╔══
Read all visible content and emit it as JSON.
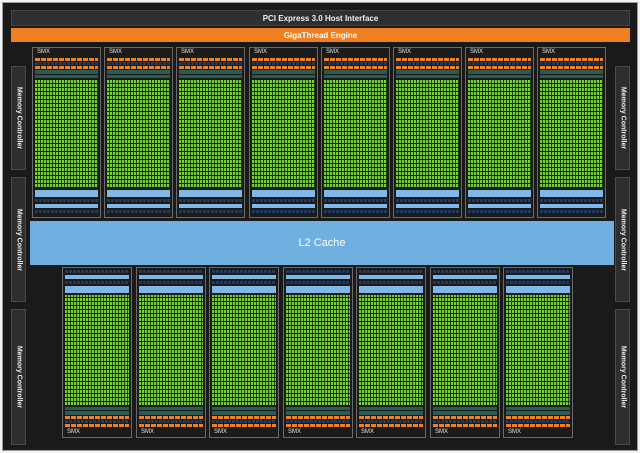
{
  "header": {
    "pcie_label": "PCI Express 3.0 Host Interface",
    "gigathread_label": "GigaThread Engine"
  },
  "memory_controllers": {
    "label": "Memory Controller",
    "left_count": 3,
    "right_count": 3
  },
  "l2_cache_label": "L2 Cache",
  "smx": {
    "label": "SMX",
    "top_row_count": 8,
    "bottom_row_count": 7
  },
  "colors": {
    "chip_background": "#1a1a1a",
    "interface_bar": "#2f2f2f",
    "gigathread": "#f07f20",
    "l2_cache": "#6fb0e0",
    "core_green": "#79cc3a",
    "register_orange": "#f08020",
    "cache_blue": "#7fb8e6"
  }
}
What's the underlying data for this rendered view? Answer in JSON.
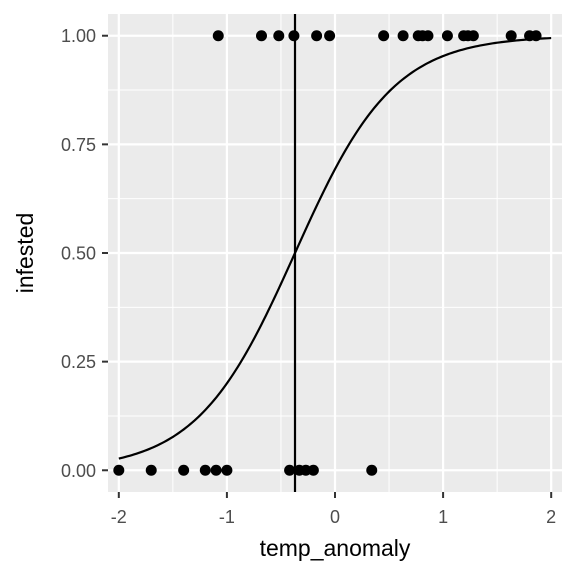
{
  "chart_data": {
    "type": "scatter",
    "title": "",
    "xlabel": "temp_anomaly",
    "ylabel": "infested",
    "xlim": [
      -2.1,
      2.1
    ],
    "ylim": [
      -0.05,
      1.05
    ],
    "x_ticks": [
      -2,
      -1,
      0,
      1,
      2
    ],
    "x_tick_labels": [
      "-2",
      "-1",
      "0",
      "1",
      "2"
    ],
    "y_ticks": [
      0,
      0.25,
      0.5,
      0.75,
      1.0
    ],
    "y_tick_labels": [
      "0.00",
      "0.25",
      "0.50",
      "0.75",
      "1.00"
    ],
    "grid": true,
    "legend": "none",
    "colors": {
      "panel": "#ebebeb",
      "grid": "#ffffff",
      "points": "#000000",
      "curve": "#000000"
    },
    "points": {
      "x": [
        -2.0,
        -1.7,
        -1.4,
        -1.2,
        -1.1,
        -1.0,
        -0.42,
        -0.33,
        -0.27,
        -0.2,
        0.34,
        -1.08,
        -0.68,
        -0.52,
        -0.38,
        -0.17,
        -0.05,
        0.45,
        0.63,
        0.77,
        0.81,
        0.86,
        1.04,
        1.19,
        1.23,
        1.28,
        1.63,
        1.8,
        1.86
      ],
      "y": [
        0,
        0,
        0,
        0,
        0,
        0,
        0,
        0,
        0,
        0,
        0,
        1,
        1,
        1,
        1,
        1,
        1,
        1,
        1,
        1,
        1,
        1,
        1,
        1,
        1,
        1,
        1,
        1,
        1
      ]
    },
    "logistic_curve": {
      "x_range": [
        -2,
        2
      ],
      "midpoint": -0.37,
      "slope": 2.2
    },
    "vline": {
      "x": -0.37
    }
  }
}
╚══
## Problem requirements
Identify each line of the material where the word "JSON" shows up, and copy it.

## In response
Read all visible content and emit it as JSON.
What's the underlying data for this rendered view? Answer in JSON.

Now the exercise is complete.